TO DO – Find the lines of data that contain the string "chevron", then list them.

ITEMS –

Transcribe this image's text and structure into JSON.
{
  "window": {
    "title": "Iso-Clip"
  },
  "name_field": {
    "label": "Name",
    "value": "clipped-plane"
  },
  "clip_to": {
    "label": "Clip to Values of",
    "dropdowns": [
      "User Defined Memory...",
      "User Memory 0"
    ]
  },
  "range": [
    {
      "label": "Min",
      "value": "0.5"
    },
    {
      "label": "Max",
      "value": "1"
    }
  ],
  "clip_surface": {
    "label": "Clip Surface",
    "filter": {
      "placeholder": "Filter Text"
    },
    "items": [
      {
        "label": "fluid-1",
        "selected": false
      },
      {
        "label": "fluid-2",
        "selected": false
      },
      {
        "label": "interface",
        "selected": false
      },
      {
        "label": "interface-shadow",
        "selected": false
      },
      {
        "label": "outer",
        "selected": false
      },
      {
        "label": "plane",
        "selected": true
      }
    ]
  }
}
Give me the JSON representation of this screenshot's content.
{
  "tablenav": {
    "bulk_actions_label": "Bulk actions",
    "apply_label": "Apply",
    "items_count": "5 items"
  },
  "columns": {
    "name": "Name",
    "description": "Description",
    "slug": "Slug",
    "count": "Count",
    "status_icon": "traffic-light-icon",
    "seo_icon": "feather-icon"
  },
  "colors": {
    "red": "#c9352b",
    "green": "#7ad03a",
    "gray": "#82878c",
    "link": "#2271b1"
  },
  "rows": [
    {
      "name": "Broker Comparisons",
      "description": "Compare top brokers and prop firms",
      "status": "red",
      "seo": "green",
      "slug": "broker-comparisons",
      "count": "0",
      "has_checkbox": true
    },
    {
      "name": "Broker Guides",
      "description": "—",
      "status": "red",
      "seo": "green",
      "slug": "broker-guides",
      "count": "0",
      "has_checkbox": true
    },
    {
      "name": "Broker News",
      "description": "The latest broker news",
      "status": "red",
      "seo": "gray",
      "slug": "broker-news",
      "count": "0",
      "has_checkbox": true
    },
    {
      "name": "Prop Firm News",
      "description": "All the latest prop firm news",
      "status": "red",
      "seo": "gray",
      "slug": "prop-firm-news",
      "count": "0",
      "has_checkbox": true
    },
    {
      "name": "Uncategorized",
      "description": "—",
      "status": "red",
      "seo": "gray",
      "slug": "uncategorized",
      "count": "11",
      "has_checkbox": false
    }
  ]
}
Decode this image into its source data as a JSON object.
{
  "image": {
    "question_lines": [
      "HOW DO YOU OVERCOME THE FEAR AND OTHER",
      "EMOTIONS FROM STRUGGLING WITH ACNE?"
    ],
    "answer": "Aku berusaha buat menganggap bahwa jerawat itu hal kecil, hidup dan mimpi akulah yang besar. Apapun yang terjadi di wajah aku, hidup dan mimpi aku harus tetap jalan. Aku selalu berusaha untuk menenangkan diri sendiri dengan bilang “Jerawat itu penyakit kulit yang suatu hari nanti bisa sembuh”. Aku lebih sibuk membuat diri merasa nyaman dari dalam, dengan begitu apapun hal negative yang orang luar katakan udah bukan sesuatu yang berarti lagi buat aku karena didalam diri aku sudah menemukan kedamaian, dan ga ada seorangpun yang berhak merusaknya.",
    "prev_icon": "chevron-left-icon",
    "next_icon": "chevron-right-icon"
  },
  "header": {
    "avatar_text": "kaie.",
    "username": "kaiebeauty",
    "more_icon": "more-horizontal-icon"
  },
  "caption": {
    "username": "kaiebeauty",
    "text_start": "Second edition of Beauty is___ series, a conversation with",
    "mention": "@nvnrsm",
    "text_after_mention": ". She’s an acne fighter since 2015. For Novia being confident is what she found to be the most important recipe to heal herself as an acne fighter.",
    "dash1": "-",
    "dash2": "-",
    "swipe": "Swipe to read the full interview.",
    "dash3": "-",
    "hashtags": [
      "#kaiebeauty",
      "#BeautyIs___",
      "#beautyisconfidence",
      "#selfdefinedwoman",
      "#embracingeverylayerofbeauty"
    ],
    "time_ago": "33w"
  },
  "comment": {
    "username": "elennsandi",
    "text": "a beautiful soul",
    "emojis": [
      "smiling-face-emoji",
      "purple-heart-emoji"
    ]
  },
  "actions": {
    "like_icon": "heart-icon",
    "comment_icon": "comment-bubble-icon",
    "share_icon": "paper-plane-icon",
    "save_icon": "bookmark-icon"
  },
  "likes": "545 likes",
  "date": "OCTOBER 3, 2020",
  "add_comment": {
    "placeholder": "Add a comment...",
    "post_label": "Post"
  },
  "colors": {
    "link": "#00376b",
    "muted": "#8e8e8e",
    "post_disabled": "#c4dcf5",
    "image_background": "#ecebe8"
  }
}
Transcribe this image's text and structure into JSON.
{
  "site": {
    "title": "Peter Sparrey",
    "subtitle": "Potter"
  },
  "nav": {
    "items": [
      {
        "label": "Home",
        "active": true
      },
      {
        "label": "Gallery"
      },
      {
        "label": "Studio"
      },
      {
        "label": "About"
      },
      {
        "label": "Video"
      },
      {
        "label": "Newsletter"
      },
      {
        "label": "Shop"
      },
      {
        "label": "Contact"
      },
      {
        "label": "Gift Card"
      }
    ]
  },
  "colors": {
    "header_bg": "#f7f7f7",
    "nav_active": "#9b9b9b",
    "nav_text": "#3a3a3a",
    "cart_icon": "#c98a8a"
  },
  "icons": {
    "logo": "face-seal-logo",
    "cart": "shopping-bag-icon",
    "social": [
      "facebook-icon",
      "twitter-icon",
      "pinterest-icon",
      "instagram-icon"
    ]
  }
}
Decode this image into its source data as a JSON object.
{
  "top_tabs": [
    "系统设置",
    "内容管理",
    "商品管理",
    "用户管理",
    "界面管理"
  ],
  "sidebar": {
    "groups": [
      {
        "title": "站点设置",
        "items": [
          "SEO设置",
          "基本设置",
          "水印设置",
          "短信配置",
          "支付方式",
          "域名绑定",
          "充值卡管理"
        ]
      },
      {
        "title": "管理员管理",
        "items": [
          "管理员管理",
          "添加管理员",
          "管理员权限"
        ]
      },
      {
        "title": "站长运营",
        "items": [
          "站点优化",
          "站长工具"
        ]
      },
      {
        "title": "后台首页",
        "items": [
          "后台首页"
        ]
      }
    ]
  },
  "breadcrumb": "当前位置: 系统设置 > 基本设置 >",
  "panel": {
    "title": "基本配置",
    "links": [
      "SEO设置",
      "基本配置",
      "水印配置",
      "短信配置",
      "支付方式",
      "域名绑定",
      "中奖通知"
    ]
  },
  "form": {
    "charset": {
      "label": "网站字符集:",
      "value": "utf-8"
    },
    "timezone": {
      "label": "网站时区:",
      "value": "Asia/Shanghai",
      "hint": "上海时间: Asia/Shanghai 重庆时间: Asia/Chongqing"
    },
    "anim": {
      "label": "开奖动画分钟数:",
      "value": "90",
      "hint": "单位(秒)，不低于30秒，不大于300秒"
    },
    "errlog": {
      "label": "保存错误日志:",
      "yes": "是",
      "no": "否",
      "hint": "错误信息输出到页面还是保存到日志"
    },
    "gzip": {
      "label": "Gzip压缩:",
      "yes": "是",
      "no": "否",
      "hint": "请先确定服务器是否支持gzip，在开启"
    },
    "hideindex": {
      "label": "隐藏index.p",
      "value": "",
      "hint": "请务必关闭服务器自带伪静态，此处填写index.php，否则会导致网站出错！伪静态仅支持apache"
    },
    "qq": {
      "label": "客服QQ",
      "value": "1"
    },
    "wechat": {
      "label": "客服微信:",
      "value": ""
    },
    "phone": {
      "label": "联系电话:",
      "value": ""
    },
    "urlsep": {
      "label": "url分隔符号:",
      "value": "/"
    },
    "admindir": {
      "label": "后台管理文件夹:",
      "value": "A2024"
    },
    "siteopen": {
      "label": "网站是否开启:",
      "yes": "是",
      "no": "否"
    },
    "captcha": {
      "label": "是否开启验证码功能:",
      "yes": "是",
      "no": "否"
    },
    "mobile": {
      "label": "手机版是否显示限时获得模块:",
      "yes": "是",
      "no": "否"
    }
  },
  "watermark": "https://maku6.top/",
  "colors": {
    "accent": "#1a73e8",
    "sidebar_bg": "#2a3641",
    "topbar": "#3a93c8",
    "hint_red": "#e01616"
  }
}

RESULT OF THIS EXERCISE –
    "prev_icon": "chevron-left-icon",
    "next_icon": "chevron-right-icon"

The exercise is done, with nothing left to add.